++++ Page excerpt
In 2018, under the pouring rain in a tent on the beach, Cannes seemed, at long last, to be changing a decades-long pattern of misogyny.
Four years later, two of the promising women’s groups that sparked that change, Time’s Up and its French corollary, Collectif 50/50, have imploded, imperiling the goals of their organizers and leaving a gaping void in advocacy for women at the festival.
That day in 2018, at an electric meeting attended by prominent industry feminists, including Cate Blanchett, Kristen Stewart, Ava DuVernay, Céline Sciamma, Rebecca Zlotowski, CAA agent Maha Dakhil and representatives from women’s groups in the U.K., Spain, Italy and Greece, the three male artistic directors of the festival signed a pledge to compile gender statistics on movies submitted to Cannes, improve transparency around selection processes and work toward parity on executive boards. Earlier in the week, inspired by the nascent #MeToo movement and the toppling of resident Cannes goblin Harvey Weinstein, the women had staged a dramatic march up the Palais stairs, and now were reaping the gains of months of organizing across international borders. As Sciamma looked out on the crowd, she declared, “It’s messy, but it’s fun.”
++++++++
++++ Available data
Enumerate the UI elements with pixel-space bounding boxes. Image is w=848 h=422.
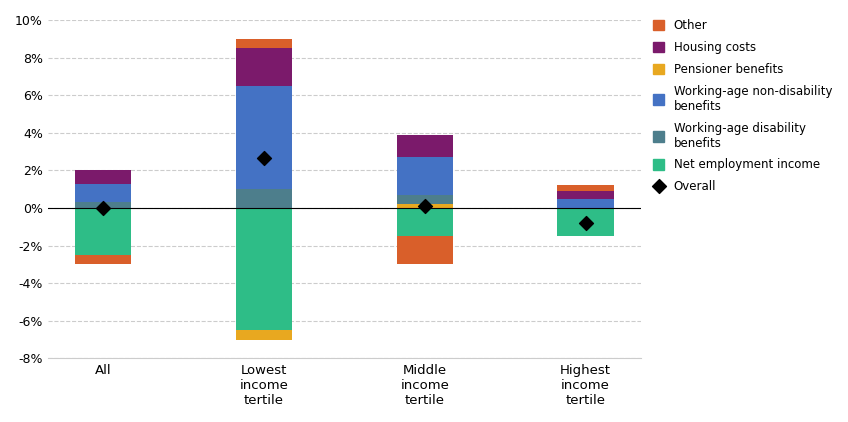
++++++++
▶ _Required tasks_
1) According to the Cannes passage, why did the women stage a march up the Palais stairs earlier in the week? Answer in one to three sentences.
2) Reproduce the Cannes passage from "Four years later, two" up to and including "at the festival.".

▶ _Answer set_
1) They staged the march because they were inspired by the nascent #MeToo movement and by the toppling of Harvey Weinstein.

2)
Four years later, two of the promising women’s groups that sparked that change, Time’s Up and its French corollary, Collectif 50/50, have imploded, imperiling the goals of their organizers and leaving a gaping void in advocacy for women at the festival.